▶ **Written request**: Leave out the pictures and transcribe the rest of the records exactly.

▶ **Available data**:
══════════════════════════════
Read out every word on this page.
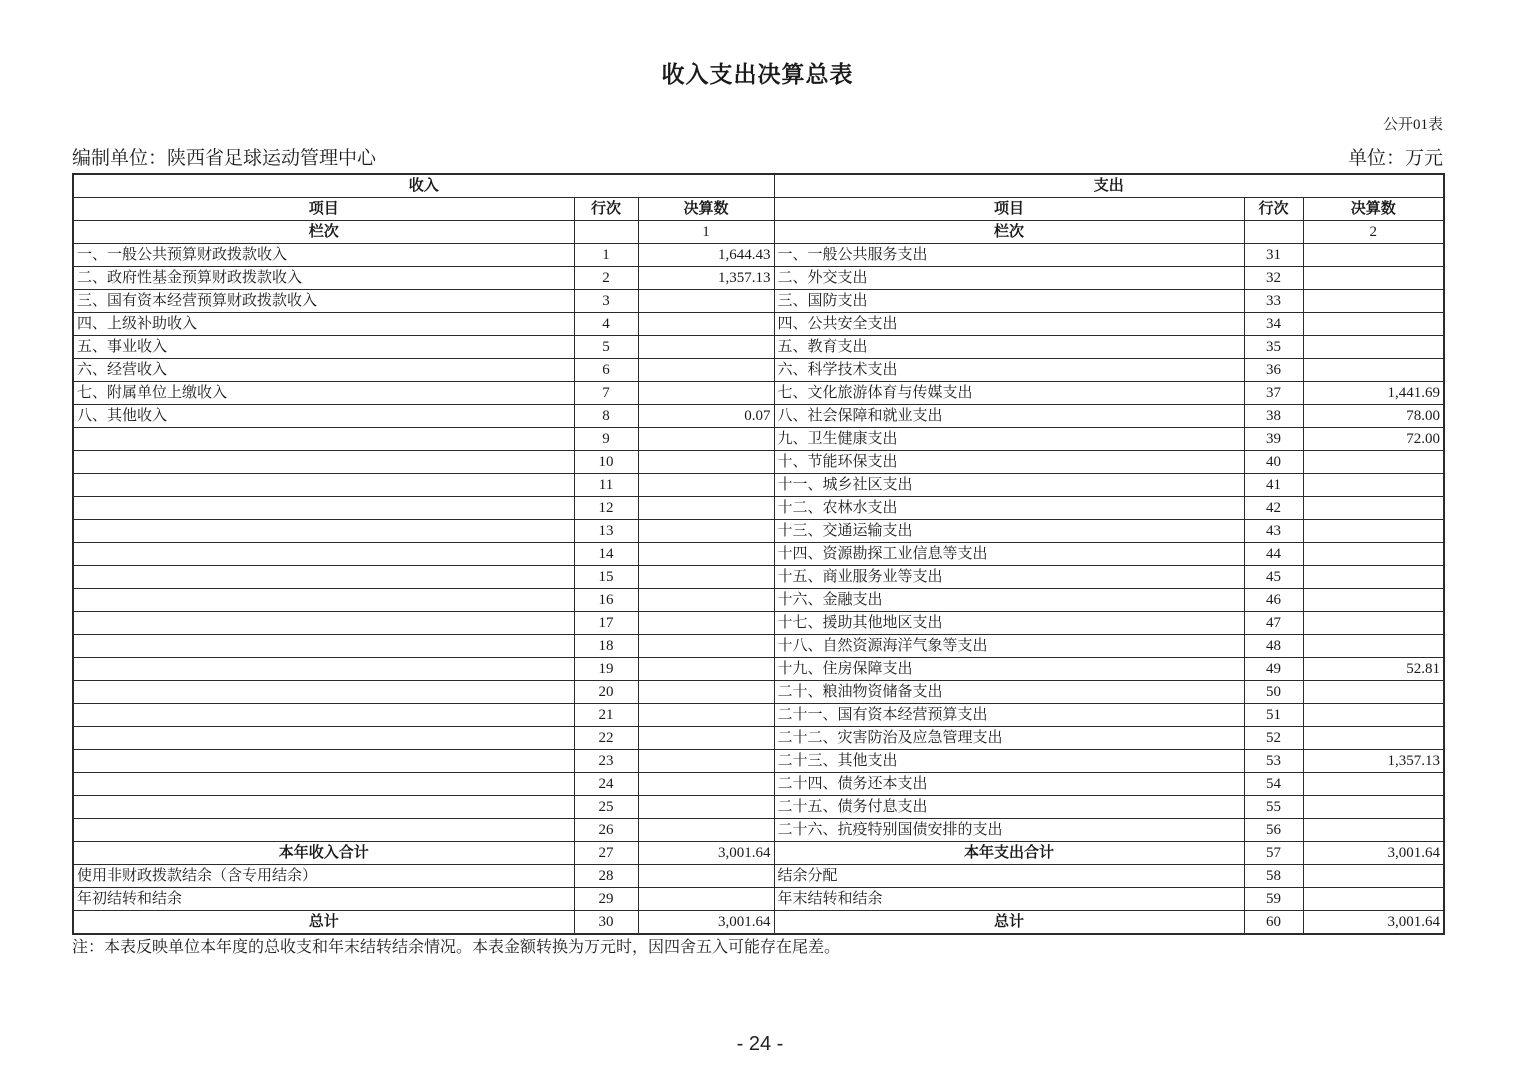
收入支出决算总表
公开01表
编制单位：陕西省足球运动管理中心	单位：万元
收入			支出		
项目	行次	决算数	项目	行次	决算数
栏次		1	栏次		2
一、一般公共预算财政拨款收入	1	1,644.43	一、一般公共服务支出	31	
二、政府性基金预算财政拨款收入	2	1,357.13	二、外交支出	32	
三、国有资本经营预算财政拨款收入	3		三、国防支出	33	
四、上级补助收入	4		四、公共安全支出	34	
五、事业收入	5		五、教育支出	35	
六、经营收入	6		六、科学技术支出	36	
七、附属单位上缴收入	7		七、文化旅游体育与传媒支出	37	1,441.69
八、其他收入	8	0.07	八、社会保障和就业支出	38	78.00
	9		九、卫生健康支出	39	72.00
	10		十、节能环保支出	40	
	11		十一、城乡社区支出	41	
	12		十二、农林水支出	42	
	13		十三、交通运输支出	43	
	14		十四、资源勘探工业信息等支出	44	
	15		十五、商业服务业等支出	45	
	16		十六、金融支出	46	
	17		十七、援助其他地区支出	47	
	18		十八、自然资源海洋气象等支出	48	
	19		十九、住房保障支出	49	52.81
	20		二十、粮油物资储备支出	50	
	21		二十一、国有资本经营预算支出	51	
	22		二十二、灾害防治及应急管理支出	52	
	23		二十三、其他支出	53	1,357.13
	24		二十四、债务还本支出	54	
	25		二十五、债务付息支出	55	
	26		二十六、抗疫特别国债安排的支出	56	
本年收入合计	27	3,001.64	本年支出合计	57	3,001.64
使用非财政拨款结余（含专用结余）	28		结余分配	58	
年初结转和结余	29		年末结转和结余	59	
总计	30	3,001.64	总计	60	3,001.64
注：本表反映单位本年度的总收支和年末结转结余情况。本表金额转换为万元时，因四舍五入可能存在尾差。
- 24 -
══════════════════════════════
▶ **The reply**:
Read out every word on this page.
收入支出决算总表
公开01表
编制单位：陕西省足球运动管理中心	单位：万元
收入			支出		
项目	行次	决算数	项目	行次	决算数
栏次		1	栏次		2
一、一般公共预算财政拨款收入	1	1,644.43	一、一般公共服务支出	31	
二、政府性基金预算财政拨款收入	2	1,357.13	二、外交支出	32	
三、国有资本经营预算财政拨款收入	3		三、国防支出	33	
四、上级补助收入	4		四、公共安全支出	34	
五、事业收入	5		五、教育支出	35	
六、经营收入	6		六、科学技术支出	36	
七、附属单位上缴收入	7		七、文化旅游体育与传媒支出	37	1,441.69
八、其他收入	8	0.07	八、社会保障和就业支出	38	78.00
	9		九、卫生健康支出	39	72.00
	10		十、节能环保支出	40	
	11		十一、城乡社区支出	41	
	12		十二、农林水支出	42	
	13		十三、交通运输支出	43	
	14		十四、资源勘探工业信息等支出	44	
	15		十五、商业服务业等支出	45	
	16		十六、金融支出	46	
	17		十七、援助其他地区支出	47	
	18		十八、自然资源海洋气象等支出	48	
	19		十九、住房保障支出	49	52.81
	20		二十、粮油物资储备支出	50	
	21		二十一、国有资本经营预算支出	51	
	22		二十二、灾害防治及应急管理支出	52	
	23		二十三、其他支出	53	1,357.13
	24		二十四、债务还本支出	54	
	25		二十五、债务付息支出	55	
	26		二十六、抗疫特别国债安排的支出	56	
本年收入合计	27	3,001.64	本年支出合计	57	3,001.64
使用非财政拨款结余（含专用结余）	28		结余分配	58	
年初结转和结余	29		年末结转和结余	59	
总计	30	3,001.64	总计	60	3,001.64
注：本表反映单位本年度的总收支和年末结转结余情况。本表金额转换为万元时，因四舍五入可能存在尾差。
- 24 -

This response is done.